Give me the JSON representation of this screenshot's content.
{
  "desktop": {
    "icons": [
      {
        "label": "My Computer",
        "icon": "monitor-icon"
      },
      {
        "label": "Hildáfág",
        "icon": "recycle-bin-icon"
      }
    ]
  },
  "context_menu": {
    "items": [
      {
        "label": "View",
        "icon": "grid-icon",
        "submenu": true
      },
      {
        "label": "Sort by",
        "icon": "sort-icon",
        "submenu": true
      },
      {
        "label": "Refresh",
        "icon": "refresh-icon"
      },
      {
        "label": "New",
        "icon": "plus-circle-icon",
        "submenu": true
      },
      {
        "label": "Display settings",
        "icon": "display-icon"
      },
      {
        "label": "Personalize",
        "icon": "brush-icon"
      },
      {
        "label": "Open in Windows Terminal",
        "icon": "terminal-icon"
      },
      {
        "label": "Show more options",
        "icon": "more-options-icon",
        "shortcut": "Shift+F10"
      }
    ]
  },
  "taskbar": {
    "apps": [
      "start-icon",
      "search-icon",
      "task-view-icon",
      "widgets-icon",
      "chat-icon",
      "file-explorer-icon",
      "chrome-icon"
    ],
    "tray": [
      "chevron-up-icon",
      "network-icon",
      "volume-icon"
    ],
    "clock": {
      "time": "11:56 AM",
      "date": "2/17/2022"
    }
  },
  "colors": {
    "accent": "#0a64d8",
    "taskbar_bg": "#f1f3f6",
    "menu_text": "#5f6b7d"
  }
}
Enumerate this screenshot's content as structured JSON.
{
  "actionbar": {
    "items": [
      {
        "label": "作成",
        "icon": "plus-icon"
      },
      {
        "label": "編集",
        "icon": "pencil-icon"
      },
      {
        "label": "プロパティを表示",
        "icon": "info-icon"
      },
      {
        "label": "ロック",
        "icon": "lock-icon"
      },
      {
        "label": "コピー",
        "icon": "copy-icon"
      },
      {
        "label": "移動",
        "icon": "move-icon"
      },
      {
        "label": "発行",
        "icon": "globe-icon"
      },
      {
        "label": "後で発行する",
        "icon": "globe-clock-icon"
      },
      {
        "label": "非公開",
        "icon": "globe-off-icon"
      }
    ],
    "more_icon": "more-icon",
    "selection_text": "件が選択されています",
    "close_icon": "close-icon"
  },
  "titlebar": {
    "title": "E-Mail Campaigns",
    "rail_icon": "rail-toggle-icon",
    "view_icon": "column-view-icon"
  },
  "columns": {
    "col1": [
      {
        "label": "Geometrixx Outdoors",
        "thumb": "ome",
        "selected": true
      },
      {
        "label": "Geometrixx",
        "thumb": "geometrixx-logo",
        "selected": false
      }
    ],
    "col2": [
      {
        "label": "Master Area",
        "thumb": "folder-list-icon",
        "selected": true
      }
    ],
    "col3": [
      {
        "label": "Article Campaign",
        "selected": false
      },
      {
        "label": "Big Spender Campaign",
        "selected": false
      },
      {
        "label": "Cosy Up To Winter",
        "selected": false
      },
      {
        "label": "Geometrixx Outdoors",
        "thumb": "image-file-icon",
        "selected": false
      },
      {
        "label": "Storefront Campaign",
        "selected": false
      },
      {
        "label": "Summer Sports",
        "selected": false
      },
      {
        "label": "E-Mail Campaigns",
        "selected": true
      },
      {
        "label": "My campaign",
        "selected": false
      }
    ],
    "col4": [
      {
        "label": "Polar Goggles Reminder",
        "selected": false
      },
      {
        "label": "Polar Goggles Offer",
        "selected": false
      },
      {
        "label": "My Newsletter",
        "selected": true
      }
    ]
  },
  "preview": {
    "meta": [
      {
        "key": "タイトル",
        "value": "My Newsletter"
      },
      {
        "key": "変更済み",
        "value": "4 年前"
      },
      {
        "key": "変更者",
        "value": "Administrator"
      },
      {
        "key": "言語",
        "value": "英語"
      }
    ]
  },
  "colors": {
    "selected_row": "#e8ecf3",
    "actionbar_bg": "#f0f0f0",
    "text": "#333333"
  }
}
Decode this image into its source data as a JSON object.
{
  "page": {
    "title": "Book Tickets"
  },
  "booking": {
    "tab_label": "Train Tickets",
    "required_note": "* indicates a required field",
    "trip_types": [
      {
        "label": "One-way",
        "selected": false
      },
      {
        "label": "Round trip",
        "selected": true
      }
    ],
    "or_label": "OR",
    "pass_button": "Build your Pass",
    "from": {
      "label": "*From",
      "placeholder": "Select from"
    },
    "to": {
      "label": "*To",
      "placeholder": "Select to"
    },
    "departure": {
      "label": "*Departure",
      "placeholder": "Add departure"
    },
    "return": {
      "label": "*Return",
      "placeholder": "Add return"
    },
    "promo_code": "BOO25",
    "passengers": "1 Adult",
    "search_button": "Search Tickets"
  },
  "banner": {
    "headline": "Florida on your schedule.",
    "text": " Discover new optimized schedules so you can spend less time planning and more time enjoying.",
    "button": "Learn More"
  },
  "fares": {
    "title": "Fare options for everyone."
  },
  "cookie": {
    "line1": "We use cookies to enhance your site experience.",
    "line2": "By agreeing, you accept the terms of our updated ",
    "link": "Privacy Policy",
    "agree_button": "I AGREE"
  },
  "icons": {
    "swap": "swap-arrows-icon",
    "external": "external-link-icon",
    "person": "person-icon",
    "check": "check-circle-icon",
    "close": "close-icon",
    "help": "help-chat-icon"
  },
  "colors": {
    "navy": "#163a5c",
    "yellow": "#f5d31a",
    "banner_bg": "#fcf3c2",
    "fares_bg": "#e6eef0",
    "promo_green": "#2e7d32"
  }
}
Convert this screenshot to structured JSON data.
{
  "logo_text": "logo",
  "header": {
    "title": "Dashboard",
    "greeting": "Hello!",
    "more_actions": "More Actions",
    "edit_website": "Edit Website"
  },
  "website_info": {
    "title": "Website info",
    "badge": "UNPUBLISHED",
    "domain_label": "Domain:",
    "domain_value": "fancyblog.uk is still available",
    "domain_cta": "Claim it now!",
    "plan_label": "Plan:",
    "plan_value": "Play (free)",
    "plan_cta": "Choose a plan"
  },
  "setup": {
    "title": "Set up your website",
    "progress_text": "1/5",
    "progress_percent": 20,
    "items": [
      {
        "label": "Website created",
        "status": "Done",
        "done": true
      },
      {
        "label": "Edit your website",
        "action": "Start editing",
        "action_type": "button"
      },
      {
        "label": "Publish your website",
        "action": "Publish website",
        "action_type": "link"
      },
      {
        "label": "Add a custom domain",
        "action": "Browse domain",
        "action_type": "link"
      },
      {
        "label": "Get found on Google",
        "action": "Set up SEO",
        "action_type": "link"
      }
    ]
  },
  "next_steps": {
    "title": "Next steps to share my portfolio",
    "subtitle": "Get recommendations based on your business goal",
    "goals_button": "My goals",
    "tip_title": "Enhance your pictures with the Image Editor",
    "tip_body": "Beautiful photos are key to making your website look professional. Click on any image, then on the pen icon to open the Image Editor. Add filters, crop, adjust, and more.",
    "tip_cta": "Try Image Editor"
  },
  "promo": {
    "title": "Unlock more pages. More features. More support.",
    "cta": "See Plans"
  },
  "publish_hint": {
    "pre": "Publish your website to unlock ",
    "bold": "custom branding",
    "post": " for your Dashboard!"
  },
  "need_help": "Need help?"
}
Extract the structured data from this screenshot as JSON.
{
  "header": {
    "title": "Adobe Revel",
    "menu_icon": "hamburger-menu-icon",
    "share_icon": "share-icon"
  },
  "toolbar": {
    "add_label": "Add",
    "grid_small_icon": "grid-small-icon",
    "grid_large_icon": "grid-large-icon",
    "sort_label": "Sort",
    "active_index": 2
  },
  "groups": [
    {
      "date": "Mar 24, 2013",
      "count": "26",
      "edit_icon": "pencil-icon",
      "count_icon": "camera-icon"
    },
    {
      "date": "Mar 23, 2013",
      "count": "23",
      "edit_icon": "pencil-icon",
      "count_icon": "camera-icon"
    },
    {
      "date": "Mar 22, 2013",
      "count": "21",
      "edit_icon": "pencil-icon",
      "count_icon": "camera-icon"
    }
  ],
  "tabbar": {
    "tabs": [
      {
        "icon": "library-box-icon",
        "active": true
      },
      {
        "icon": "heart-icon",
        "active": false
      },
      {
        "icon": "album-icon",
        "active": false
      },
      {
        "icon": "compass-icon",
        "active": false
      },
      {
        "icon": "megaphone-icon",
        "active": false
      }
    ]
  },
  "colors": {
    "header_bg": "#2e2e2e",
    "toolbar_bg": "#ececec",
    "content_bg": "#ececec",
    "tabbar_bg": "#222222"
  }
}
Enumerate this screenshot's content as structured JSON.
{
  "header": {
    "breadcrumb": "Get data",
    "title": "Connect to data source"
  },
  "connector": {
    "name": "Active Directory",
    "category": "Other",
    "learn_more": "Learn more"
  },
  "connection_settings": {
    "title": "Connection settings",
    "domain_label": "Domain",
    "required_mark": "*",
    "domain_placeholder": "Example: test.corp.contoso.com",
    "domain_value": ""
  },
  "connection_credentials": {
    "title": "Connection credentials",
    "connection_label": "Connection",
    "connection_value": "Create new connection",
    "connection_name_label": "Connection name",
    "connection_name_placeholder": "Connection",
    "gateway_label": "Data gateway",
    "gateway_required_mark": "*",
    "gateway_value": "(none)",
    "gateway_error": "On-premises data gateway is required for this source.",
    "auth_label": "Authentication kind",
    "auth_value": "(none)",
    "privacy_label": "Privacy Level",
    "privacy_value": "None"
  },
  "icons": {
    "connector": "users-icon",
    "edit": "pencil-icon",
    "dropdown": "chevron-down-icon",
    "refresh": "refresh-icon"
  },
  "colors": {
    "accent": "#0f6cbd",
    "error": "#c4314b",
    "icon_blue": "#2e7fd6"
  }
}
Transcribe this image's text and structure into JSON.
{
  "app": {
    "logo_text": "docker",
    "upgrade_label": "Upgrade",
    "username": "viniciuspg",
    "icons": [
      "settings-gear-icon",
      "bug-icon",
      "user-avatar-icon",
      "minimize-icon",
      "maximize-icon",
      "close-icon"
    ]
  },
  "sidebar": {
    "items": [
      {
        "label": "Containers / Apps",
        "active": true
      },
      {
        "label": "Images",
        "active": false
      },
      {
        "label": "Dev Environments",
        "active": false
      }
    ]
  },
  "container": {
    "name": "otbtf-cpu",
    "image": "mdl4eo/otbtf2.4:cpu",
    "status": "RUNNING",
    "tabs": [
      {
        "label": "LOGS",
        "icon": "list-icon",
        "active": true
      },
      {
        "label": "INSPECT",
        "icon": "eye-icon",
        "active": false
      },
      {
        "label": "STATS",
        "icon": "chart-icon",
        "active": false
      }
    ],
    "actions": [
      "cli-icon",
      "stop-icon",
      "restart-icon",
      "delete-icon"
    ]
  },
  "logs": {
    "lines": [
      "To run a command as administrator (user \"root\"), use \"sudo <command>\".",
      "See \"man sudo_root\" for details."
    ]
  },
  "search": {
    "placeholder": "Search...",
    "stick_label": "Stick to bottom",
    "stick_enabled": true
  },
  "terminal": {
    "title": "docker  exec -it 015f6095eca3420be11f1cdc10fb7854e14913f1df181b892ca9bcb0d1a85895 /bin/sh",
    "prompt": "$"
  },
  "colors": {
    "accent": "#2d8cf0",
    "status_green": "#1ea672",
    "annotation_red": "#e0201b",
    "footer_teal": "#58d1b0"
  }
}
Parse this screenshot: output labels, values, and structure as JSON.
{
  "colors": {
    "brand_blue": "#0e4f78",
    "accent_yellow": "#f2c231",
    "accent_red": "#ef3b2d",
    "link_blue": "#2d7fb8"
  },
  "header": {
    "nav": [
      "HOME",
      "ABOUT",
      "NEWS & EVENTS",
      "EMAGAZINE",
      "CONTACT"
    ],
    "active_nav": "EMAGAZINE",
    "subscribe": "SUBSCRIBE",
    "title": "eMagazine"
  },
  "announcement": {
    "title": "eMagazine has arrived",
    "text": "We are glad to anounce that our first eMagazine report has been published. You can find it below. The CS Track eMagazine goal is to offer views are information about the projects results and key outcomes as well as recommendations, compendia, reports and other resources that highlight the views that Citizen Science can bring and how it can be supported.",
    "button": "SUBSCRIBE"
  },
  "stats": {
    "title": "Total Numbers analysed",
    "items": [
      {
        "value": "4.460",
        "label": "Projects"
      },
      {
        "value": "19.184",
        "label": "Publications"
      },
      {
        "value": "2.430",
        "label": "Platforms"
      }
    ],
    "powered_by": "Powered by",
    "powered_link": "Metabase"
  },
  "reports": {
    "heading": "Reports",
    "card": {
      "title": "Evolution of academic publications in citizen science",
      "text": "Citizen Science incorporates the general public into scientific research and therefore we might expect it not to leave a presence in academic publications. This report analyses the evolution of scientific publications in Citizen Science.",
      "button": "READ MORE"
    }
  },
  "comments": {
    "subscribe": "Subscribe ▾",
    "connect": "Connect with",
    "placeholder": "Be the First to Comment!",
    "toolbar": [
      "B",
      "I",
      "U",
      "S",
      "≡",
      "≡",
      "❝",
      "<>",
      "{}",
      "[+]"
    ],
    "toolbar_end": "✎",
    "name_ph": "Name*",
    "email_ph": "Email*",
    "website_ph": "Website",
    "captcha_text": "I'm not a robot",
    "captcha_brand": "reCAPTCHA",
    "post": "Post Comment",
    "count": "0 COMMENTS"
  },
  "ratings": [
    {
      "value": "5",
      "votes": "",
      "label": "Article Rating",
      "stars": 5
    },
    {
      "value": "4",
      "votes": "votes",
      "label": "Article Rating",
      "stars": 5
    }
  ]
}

● **Task to carry out**:
Extract every line above that contains the word "Polar".

● **Correct result**:
        "label": "Polar Goggles Reminder",
        "label": "Polar Goggles Offer",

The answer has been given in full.